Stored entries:
■ ■ ■
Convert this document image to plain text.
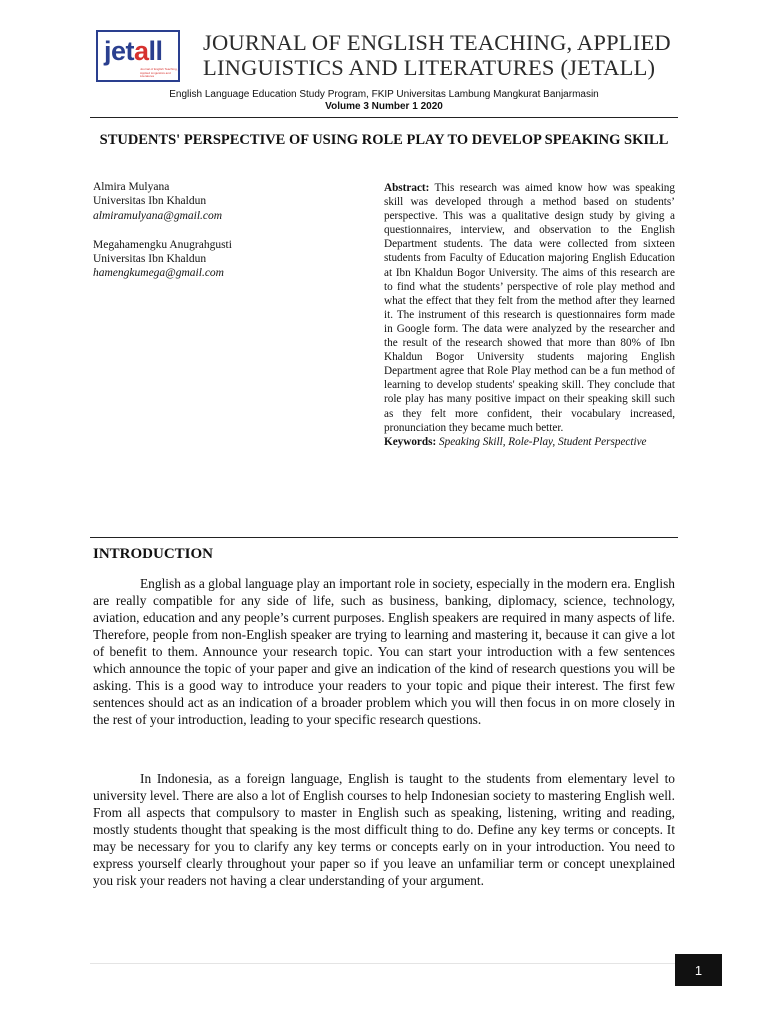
jetall
Journal of English Teaching, Applied Linguistics and Literatures
JOURNAL OF ENGLISH TEACHING, APPLIED LINGUISTICS AND LITERATURES (JETALL)
English Language Education Study Program, FKIP Universitas Lambung Mangkurat Banjarmasin
Volume 3 Number 1 2020
STUDENTS' PERSPECTIVE OF USING ROLE PLAY TO DEVELOP SPEAKING SKILL
Almira Mulyana
Universitas Ibn Khaldun
almiramulyana@gmail.com
Megahamengku Anugrahgusti
Universitas Ibn Khaldun
hamengkumega@gmail.com
Abstract: This research was aimed know how was speaking skill was developed through a method based on students’ perspective. This was a qualitative design study by giving a questionnaires, interview, and observation to the English Department students. The data were collected from sixteen students from Faculty of Education majoring English Education at Ibn Khaldun Bogor University. The aims of this research are to find what the students’ perspective of role play method and what the effect that they felt from the method after they learned it. The instrument of this research is questionnaires form made in Google form. The data were analyzed by the researcher and the result of the research showed that more than 80% of Ibn Khaldun Bogor University students majoring English Department agree that Role Play method can be a fun method of learning to develop students' speaking skill. They conclude that role play has many positive impact on their speaking skill such as they felt more confident, their vocabulary increased, pronunciation they became much better.
Keywords: Speaking Skill, Role-Play, Student Perspective
INTRODUCTION

English as a global language play an important role in society, especially in the modern era. English are really compatible for any side of life, such as business, banking, diplomacy, science, technology, aviation, education and any people’s current purposes. English speakers are required in many aspects of life. Therefore, people from non-English speaker are trying to learning and mastering it, because it can give a lot of benefit to them. Announce your research topic. You can start your introduction with a few sentences which announce the topic of your paper and give an indication of the kind of research questions you will be asking. This is a good way to introduce your readers to your topic and pique their interest. The first few sentences should act as an indication of a broader problem which you will then focus in on more closely in the rest of your introduction, leading to your specific research questions.

In Indonesia, as a foreign language, English is taught to the students from elementary level to university level. There are also a lot of English courses to help Indonesian society to mastering English well. From all aspects that compulsory to master in English such as speaking, listening, writing and reading, mostly students thought that speaking is the most difficult thing to do. Define any key terms or concepts. It may be necessary for you to clarify any key terms or concepts early on in your introduction. You need to express yourself clearly throughout your paper so if you leave an unfamiliar term or concept unexplained you risk your readers not having a clear understanding of your argument.

1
■ ■ ■
:: Direction ::
All records above are to be printed exactly, minus the pictures they contain.

:: Written answer ::
Convert this document image to plain text.
jetall
Journal of English Teaching, Applied Linguistics and Literatures
JOURNAL OF ENGLISH TEACHING, APPLIED LINGUISTICS AND LITERATURES (JETALL)
English Language Education Study Program, FKIP Universitas Lambung Mangkurat Banjarmasin
Volume 3 Number 1 2020
STUDENTS' PERSPECTIVE OF USING ROLE PLAY TO DEVELOP SPEAKING SKILL
Almira Mulyana
Universitas Ibn Khaldun
almiramulyana@gmail.com
Megahamengku Anugrahgusti
Universitas Ibn Khaldun
hamengkumega@gmail.com
Abstract: This research was aimed know how was speaking skill was developed through a method based on students’ perspective. This was a qualitative design study by giving a questionnaires, interview, and observation to the English Department students. The data were collected from sixteen students from Faculty of Education majoring English Education at Ibn Khaldun Bogor University. The aims of this research are to find what the students’ perspective of role play method and what the effect that they felt from the method after they learned it. The instrument of this research is questionnaires form made in Google form. The data were analyzed by the researcher and the result of the research showed that more than 80% of Ibn Khaldun Bogor University students majoring English Department agree that Role Play method can be a fun method of learning to develop students' speaking skill. They conclude that role play has many positive impact on their speaking skill such as they felt more confident, their vocabulary increased, pronunciation they became much better.
Keywords: Speaking Skill, Role-Play, Student Perspective
INTRODUCTION

English as a global language play an important role in society, especially in the modern era. English are really compatible for any side of life, such as business, banking, diplomacy, science, technology, aviation, education and any people’s current purposes. English speakers are required in many aspects of life. Therefore, people from non-English speaker are trying to learning and mastering it, because it can give a lot of benefit to them. Announce your research topic. You can start your introduction with a few sentences which announce the topic of your paper and give an indication of the kind of research questions you will be asking. This is a good way to introduce your readers to your topic and pique their interest. The first few sentences should act as an indication of a broader problem which you will then focus in on more closely in the rest of your introduction, leading to your specific research questions.

In Indonesia, as a foreign language, English is taught to the students from elementary level to university level. There are also a lot of English courses to help Indonesian society to mastering English well. From all aspects that compulsory to master in English such as speaking, listening, writing and reading, mostly students thought that speaking is the most difficult thing to do. Define any key terms or concepts. It may be necessary for you to clarify any key terms or concepts early on in your introduction. You need to express yourself clearly throughout your paper so if you leave an unfamiliar term or concept unexplained you risk your readers not having a clear understanding of your argument.

1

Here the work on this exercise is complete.